**SHORT TASK:**
Search the material and gather each line with "Other" in it.

===== GIVEN DATA

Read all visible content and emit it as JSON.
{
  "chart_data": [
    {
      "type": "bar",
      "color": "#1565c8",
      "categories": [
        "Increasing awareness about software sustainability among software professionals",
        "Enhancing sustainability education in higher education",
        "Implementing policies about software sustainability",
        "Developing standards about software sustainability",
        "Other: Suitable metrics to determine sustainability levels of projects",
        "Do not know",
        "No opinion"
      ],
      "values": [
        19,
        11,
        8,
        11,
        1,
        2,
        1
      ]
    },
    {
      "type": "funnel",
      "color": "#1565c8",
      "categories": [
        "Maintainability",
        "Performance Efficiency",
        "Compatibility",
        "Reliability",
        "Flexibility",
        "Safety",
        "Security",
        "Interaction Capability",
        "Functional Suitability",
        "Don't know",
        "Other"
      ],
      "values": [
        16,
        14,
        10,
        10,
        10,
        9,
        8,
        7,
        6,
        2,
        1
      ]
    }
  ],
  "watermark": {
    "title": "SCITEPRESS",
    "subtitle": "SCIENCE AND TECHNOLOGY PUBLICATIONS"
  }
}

==========

**ANSWER FOR THIS EXERCISE:**
        "Other: Suitable metrics to determine sustainability levels of projects",
        "Other"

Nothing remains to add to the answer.